--- Directive ---
Count each line below that has "समयम" anywhere in it. Answer with the total alone.

--- Records supplied ---
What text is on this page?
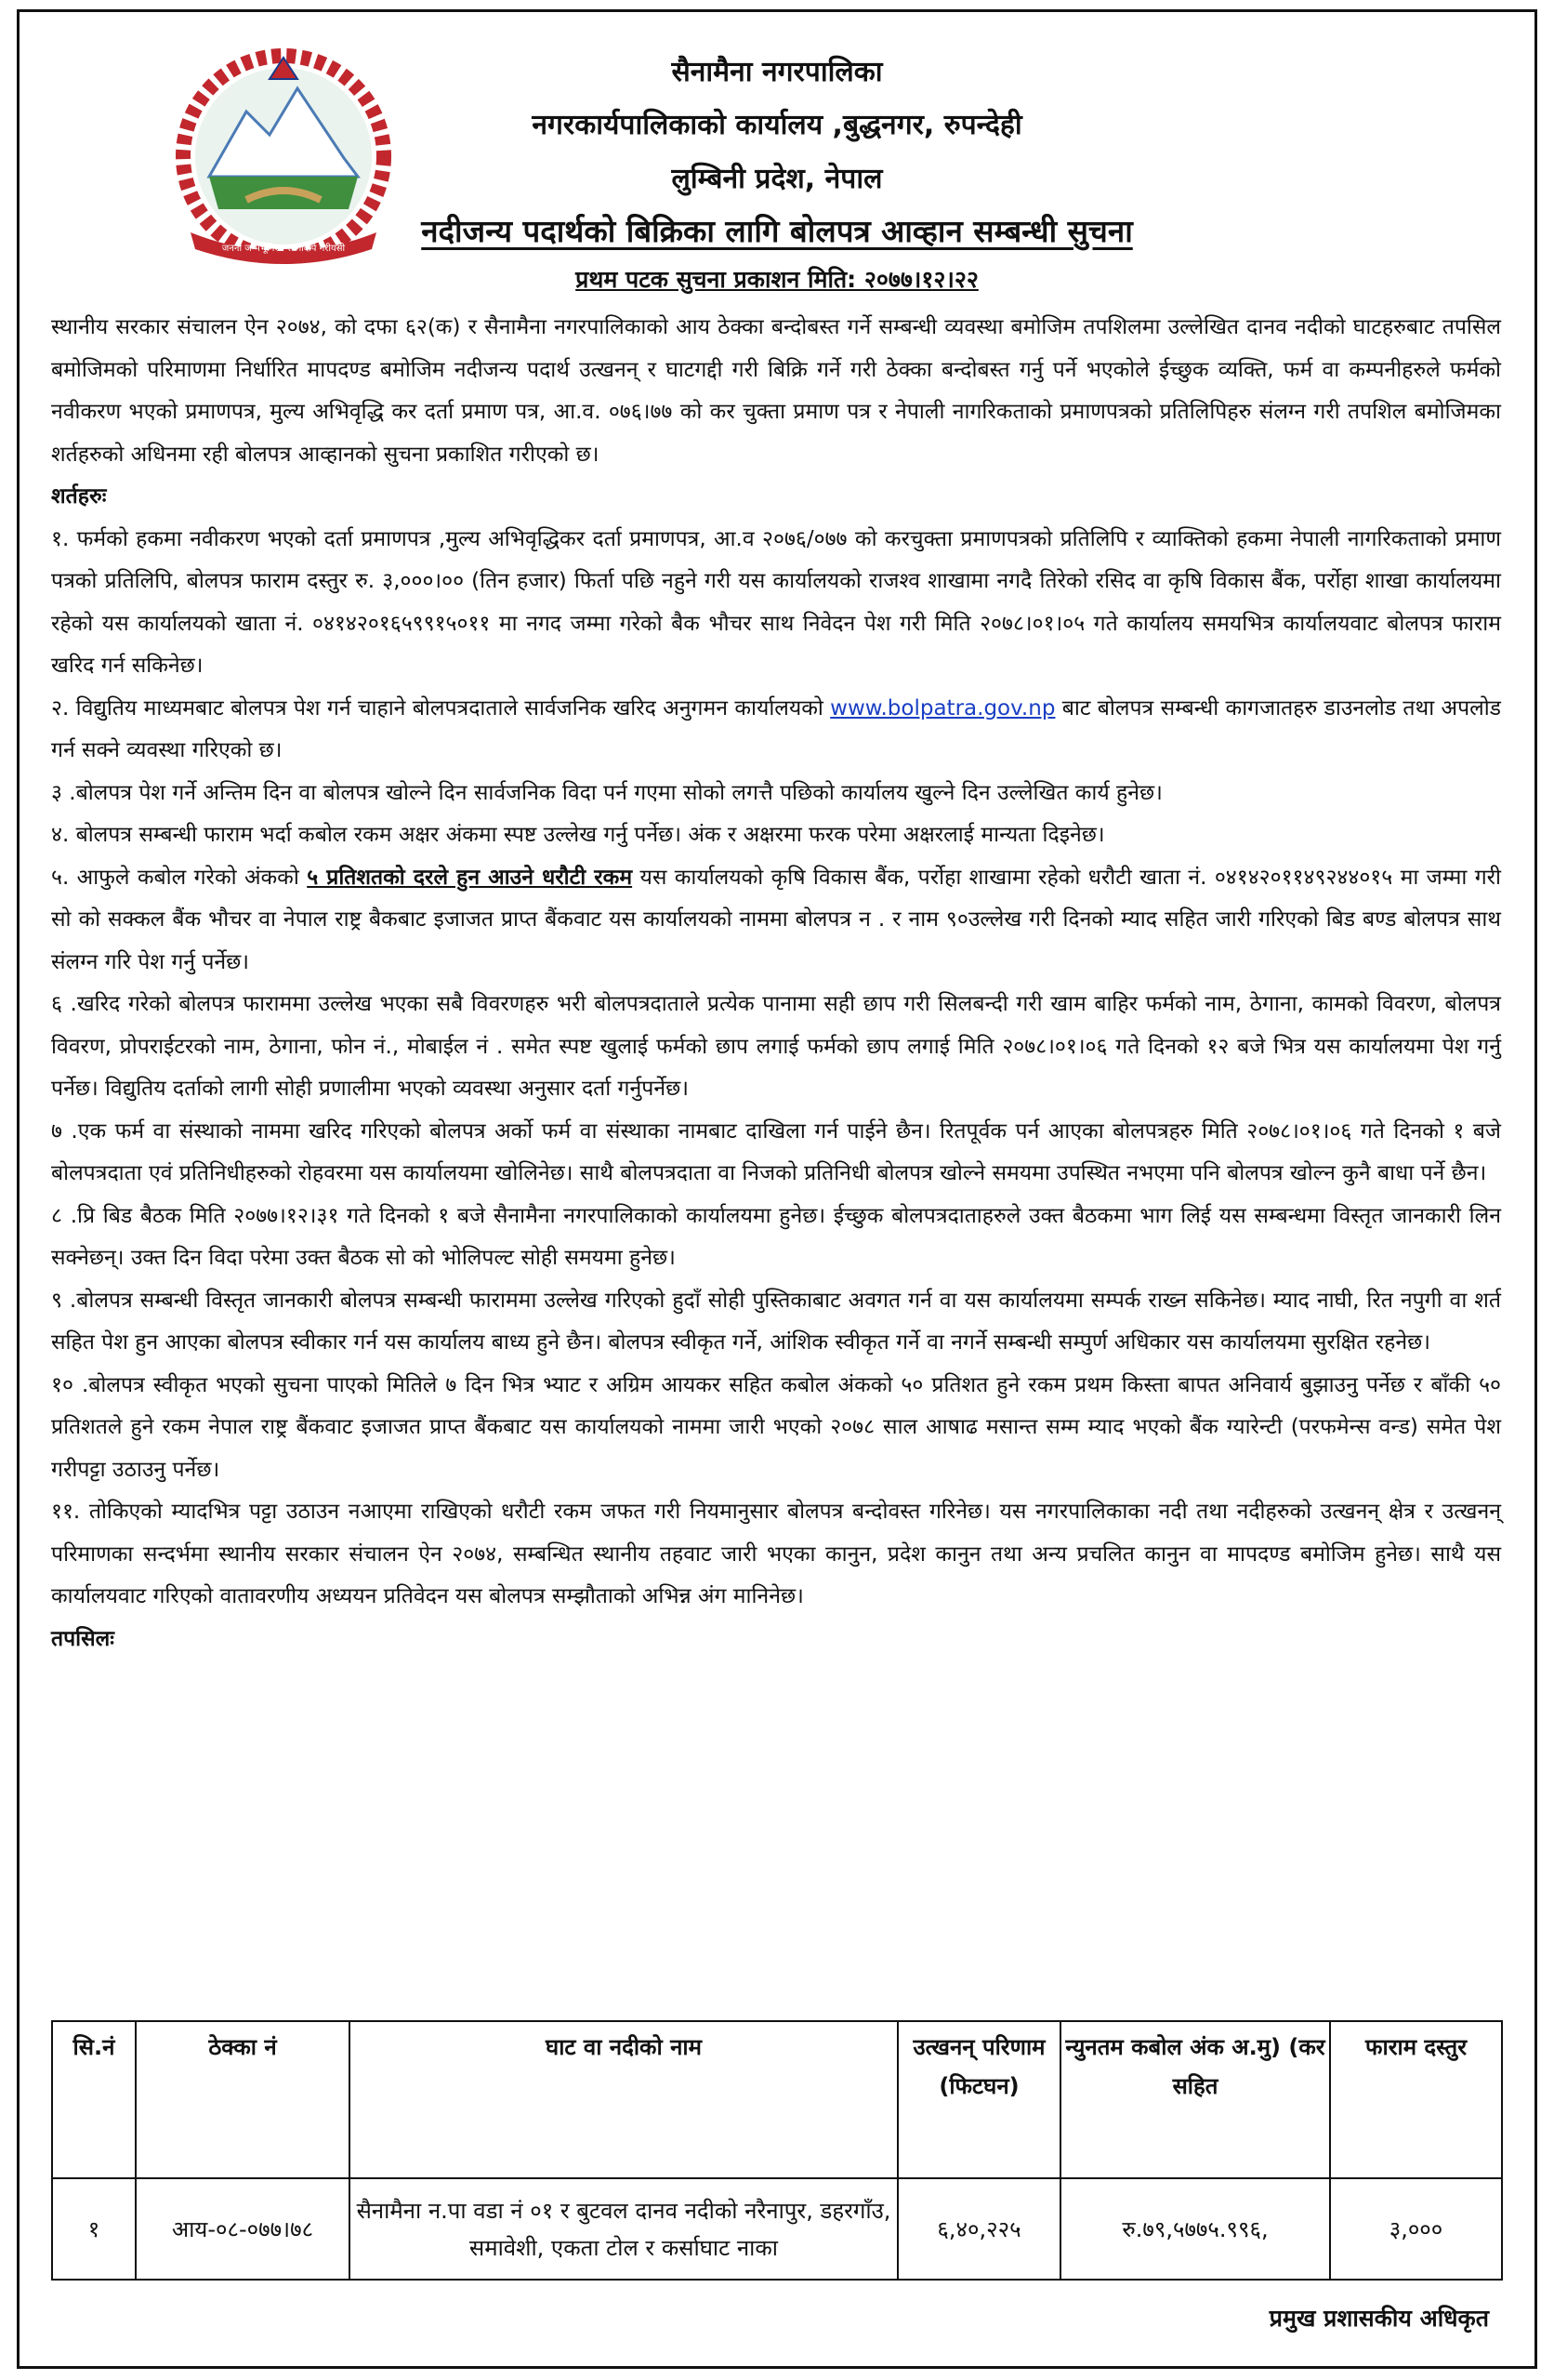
जननी जन्मभूमिश्च स्वर्गादपि गरीयसी
सैनामैना नगरपालिका
नगरकार्यपालिकाको कार्यालय ,बुद्धनगर, रुपन्देही
लुम्बिनी प्रदेश, नेपाल
नदीजन्य पदार्थको बिक्रिका लागि बोलपत्र आव्हान सम्बन्धी सुचना
प्रथम पटक सुचना प्रकाशन मिति: २०७७।१२।२२

स्थानीय सरकार संचालन ऐन २०७४, को दफा ६२(क) र सैनामैना नगरपालिकाको आय ठेक्का बन्दोबस्त गर्ने सम्बन्धी व्यवस्था बमोजिम तपशिलमा उल्लेखित दानव नदीको घाटहरुबाट तपसिल बमोजिमको परिमाणमा निर्धारित मापदण्ड बमोजिम नदीजन्य पदार्थ उत्खनन् र घाटगद्दी गरी बिक्रि गर्ने गरी ठेक्का बन्दोबस्त गर्नु पर्ने भएकोले ईच्छुक व्यक्ति, फर्म वा कम्पनीहरुले फर्मको नवीकरण भएको प्रमाणपत्र, मुल्य अभिवृद्धि कर दर्ता प्रमाण पत्र, आ.व. ०७६।७७ को कर चुक्ता प्रमाण पत्र र नेपाली नागरिकताको प्रमाणपत्रको प्रतिलिपिहरु संलग्न गरी तपशिल बमोजिमका शर्तहरुको अधिनमा रही बोलपत्र आव्हानको सुचना प्रकाशित गरीएको छ।

शर्तहरुः

१. फर्मको हकमा नवीकरण भएको दर्ता प्रमाणपत्र ,मुल्य अभिवृद्धिकर दर्ता प्रमाणपत्र, आ.व २०७६/०७७ को करचुक्ता प्रमाणपत्रको प्रतिलिपि र व्याक्तिको हकमा नेपाली नागरिकताको प्रमाण पत्रको प्रतिलिपि, बोलपत्र फाराम दस्तुर रु. ३,०००।०० (तिन हजार) फिर्ता पछि नहुने गरी यस कार्यालयको राजश्व शाखामा नगदै तिरेको रसिद वा कृषि विकास बैंक, पर्रोहा शाखा कार्यालयमा रहेको यस कार्यालयको खाता नं. ०४१४२०१६५९९१५०११ मा नगद जम्मा गरेको बैक भौचर साथ निवेदन पेश गरी मिति २०७८।०१।०५ गते कार्यालय समयभित्र कार्यालयवाट बोलपत्र फाराम खरिद गर्न सकिनेछ।

२. विद्युतिय माध्यमबाट बोलपत्र पेश गर्न चाहाने बोलपत्रदाताले सार्वजनिक खरिद अनुगमन कार्यालयको www.bolpatra.gov.np बाट बोलपत्र सम्बन्धी कागजातहरु डाउनलोड तथा अपलोड गर्न सक्ने व्यवस्था गरिएको छ।

३ .बोलपत्र पेश गर्ने अन्तिम दिन वा बोलपत्र खोल्ने दिन सार्वजनिक विदा पर्न गएमा सोको लगत्तै पछिको कार्यालय खुल्ने दिन उल्लेखित कार्य हुनेछ।

४. बोलपत्र सम्बन्धी फाराम भर्दा कबोल रकम अक्षर अंकमा स्पष्ट उल्लेख गर्नु पर्नेछ। अंक र अक्षरमा फरक परेमा अक्षरलाई मान्यता दिइनेछ।

५. आफुले कबोल गरेको अंकको ५ प्रतिशतको दरले हुन आउने धरौटी रकम यस कार्यालयको कृषि विकास बैंक, पर्रोहा शाखामा रहेको धरौटी खाता नं. ०४१४२०११४९२४४०१५ मा जम्मा गरी सो को सक्कल बैंक भौचर वा नेपाल राष्ट्र बैकबाट इजाजत प्राप्त बैंकवाट यस कार्यालयको नाममा बोलपत्र न . र नाम ९०उल्लेख गरी दिनको म्याद सहित जारी गरिएको बिड बण्ड बोलपत्र साथ संलग्न गरि पेश गर्नु पर्नेछ।

६ .खरिद गरेको बोलपत्र फाराममा उल्लेख भएका सबै विवरणहरु भरी बोलपत्रदाताले प्रत्येक पानामा सही छाप गरी सिलबन्दी गरी खाम बाहिर फर्मको नाम, ठेगाना, कामको विवरण, बोलपत्र विवरण, प्रोपराईटरको नाम, ठेगाना, फोन नं., मोबाईल नं . समेत स्पष्ट खुलाई फर्मको छाप लगाई फर्मको छाप लगाई मिति २०७८।०१।०६ गते दिनको १२ बजे भित्र यस कार्यालयमा पेश गर्नु पर्नेछ। विद्युतिय दर्ताको लागी सोही प्रणालीमा भएको व्यवस्था अनुसार दर्ता गर्नुपर्नेछ।

७ .एक फर्म वा संस्थाको नाममा खरिद गरिएको बोलपत्र अर्को फर्म वा संस्थाका नामबाट दाखिला गर्न पाईने छैन। रितपूर्वक पर्न आएका बोलपत्रहरु मिति २०७८।०१।०६ गते दिनको १ बजे बोलपत्रदाता एवं प्रतिनिधीहरुको रोहवरमा यस कार्यालयमा खोलिनेछ। साथै बोलपत्रदाता वा निजको प्रतिनिधी बोलपत्र खोल्ने समयमा उपस्थित नभएमा पनि बोलपत्र खोल्न कुनै बाधा पर्ने छैन।

८ .प्रि बिड बैठक मिति २०७७।१२।३१ गते दिनको १ बजे सैनामैना नगरपालिकाको कार्यालयमा हुनेछ। ईच्छुक बोलपत्रदाताहरुले उक्त बैठकमा भाग लिई यस सम्बन्धमा विस्तृत जानकारी लिन सक्नेछन्। उक्त दिन विदा परेमा उक्त बैठक सो को भोलिपल्ट सोही समयमा हुनेछ।

९ .बोलपत्र सम्बन्धी विस्तृत जानकारी बोलपत्र सम्बन्धी फाराममा उल्लेख गरिएको हुदाँ सोही पुस्तिकाबाट अवगत गर्न वा यस कार्यालयमा सम्पर्क राख्न सकिनेछ। म्याद नाघी, रित नपुगी वा शर्त सहित पेश हुन आएका बोलपत्र स्वीकार गर्न यस कार्यालय बाध्य हुने छैन। बोलपत्र स्वीकृत गर्ने, आंशिक स्वीकृत गर्ने वा नगर्ने सम्बन्धी सम्पुर्ण अधिकार यस कार्यालयमा सुरक्षित रहनेछ।

१० .बोलपत्र स्वीकृत भएको सुचना पाएको मितिले ७ दिन भित्र भ्याट र अग्रिम आयकर सहित कबोल अंकको ५० प्रतिशत हुने रकम प्रथम किस्ता बापत अनिवार्य बुझाउनु पर्नेछ र बाँकी ५० प्रतिशतले हुने रकम नेपाल राष्ट्र बैंकवाट इजाजत प्राप्त बैंकबाट यस कार्यालयको नाममा जारी भएको २०७८ साल आषाढ मसान्त सम्म म्याद भएको बैंक ग्यारेन्टी (परफमेन्स वन्ड) समेत पेश गरीपट्टा उठाउनु पर्नेछ।

११. तोकिएको म्यादभित्र पट्टा उठाउन नआएमा राखिएको धरौटी रकम जफत गरी नियमानुसार बोलपत्र बन्दोवस्त गरिनेछ। यस नगरपालिकाका नदी तथा नदीहरुको उत्खनन् क्षेत्र र उत्खनन् परिमाणका सन्दर्भमा स्थानीय सरकार संचालन ऐन २०७४, सम्बन्धित स्थानीय तहवाट जारी भएका कानुन, प्रदेश कानुन तथा अन्य प्रचलित कानुन वा मापदण्ड बमोजिम हुनेछ। साथै यस कार्यालयवाट गरिएको वातावरणीय अध्ययन प्रतिवेदन यस बोलपत्र सम्झौताको अभिन्न अंग मानिनेछ।

तपसिलः

सि.नं	ठेक्का नं	घाट वा नदीको नाम	उत्खनन् परिणाम (फिटघन)	न्युनतम कबोल अंक अ.मु) (कर सहित	फाराम दस्तुर
१	आय-०८-०७७।७८	सैनामैना न.पा वडा नं ०१ र बुटवल दानव नदीको नरैनापुर, डहरगाँउ, समावेशी, एकता टोल र कर्साघाट नाका	६,४०,२२५	रु.७९,५७७५.९९६,	३,०००
प्रमुख प्रशासकीय अधिकृत
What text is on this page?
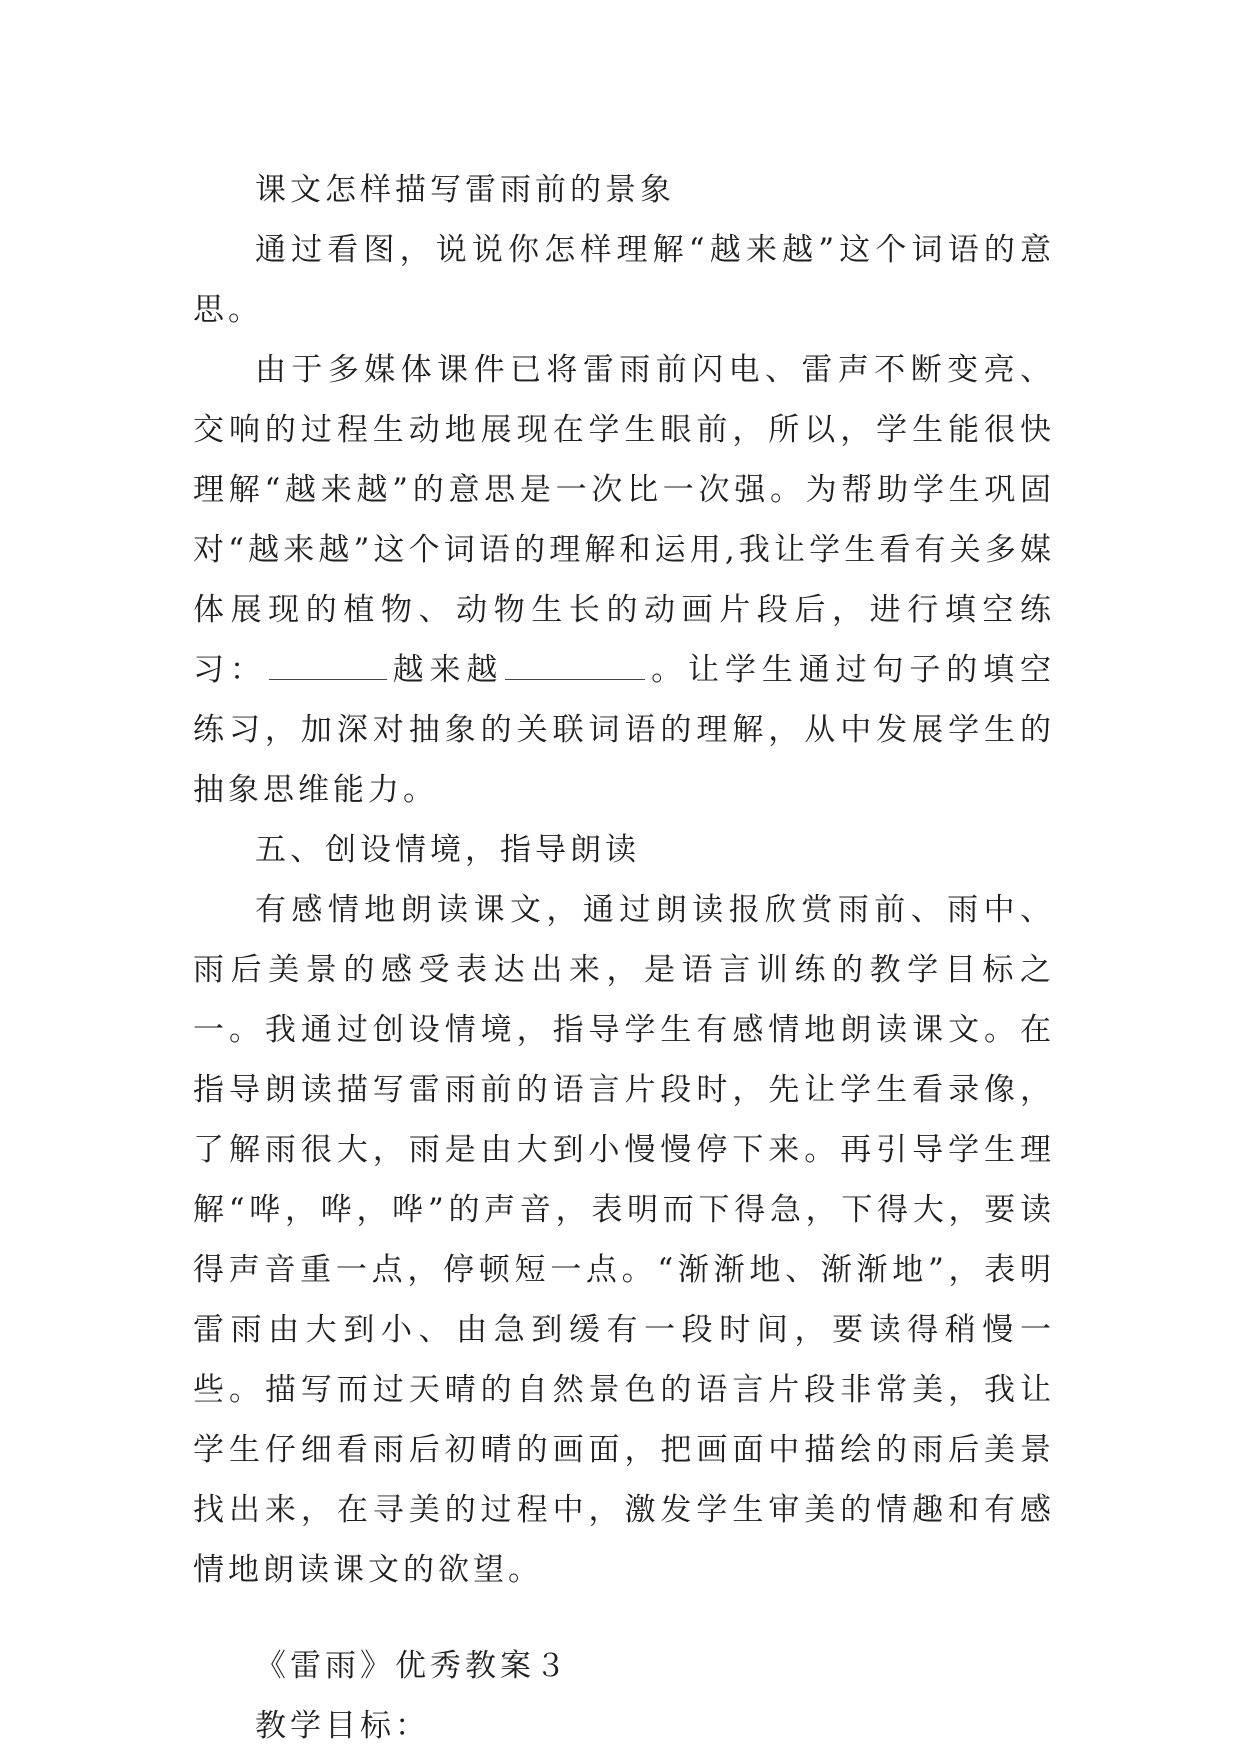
课文怎样描写雷雨前的景象

通过看图，说说你怎样理解“越来越”这个词语的意思。

由于多媒体课件已将雷雨前闪电、雷声不断变亮、交响的过程生动地展现在学生眼前，所以，学生能很快理解“越来越”的意思是一次比一次强。为帮助学生巩固对“越来越”这个词语的理解和运用,我让学生看有关多媒体展现的植物、动物生长的动画片段后，进行填空练习：	越来越	。让学生通过句子的填空练习，加深对抽象的关联词语的理解，从中发展学生的抽象思维能力。

五、创设情境，指导朗读

有感情地朗读课文，通过朗读报欣赏雨前、雨中、雨后美景的感受表达出来，是语言训练的教学目标之一。我通过创设情境，指导学生有感情地朗读课文。在指导朗读描写雷雨前的语言片段时，先让学生看录像，了解雨很大，雨是由大到小慢慢停下来。再引导学生理解“哗，哗，哗”的声音，表明而下得急，下得大，要读得声音重一点，停顿短一点。“渐渐地、渐渐地”，表明雷雨由大到小、由急到缓有一段时间，要读得稍慢一些。描写而过天晴的自然景色的语言片段非常美，我让学生仔细看雨后初晴的画面，把画面中描绘的雨后美景找出来，在寻美的过程中，激发学生审美的情趣和有感情地朗读课文的欲望。

《雷雨》优秀教案３

教学目标：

--- Task solution ---
2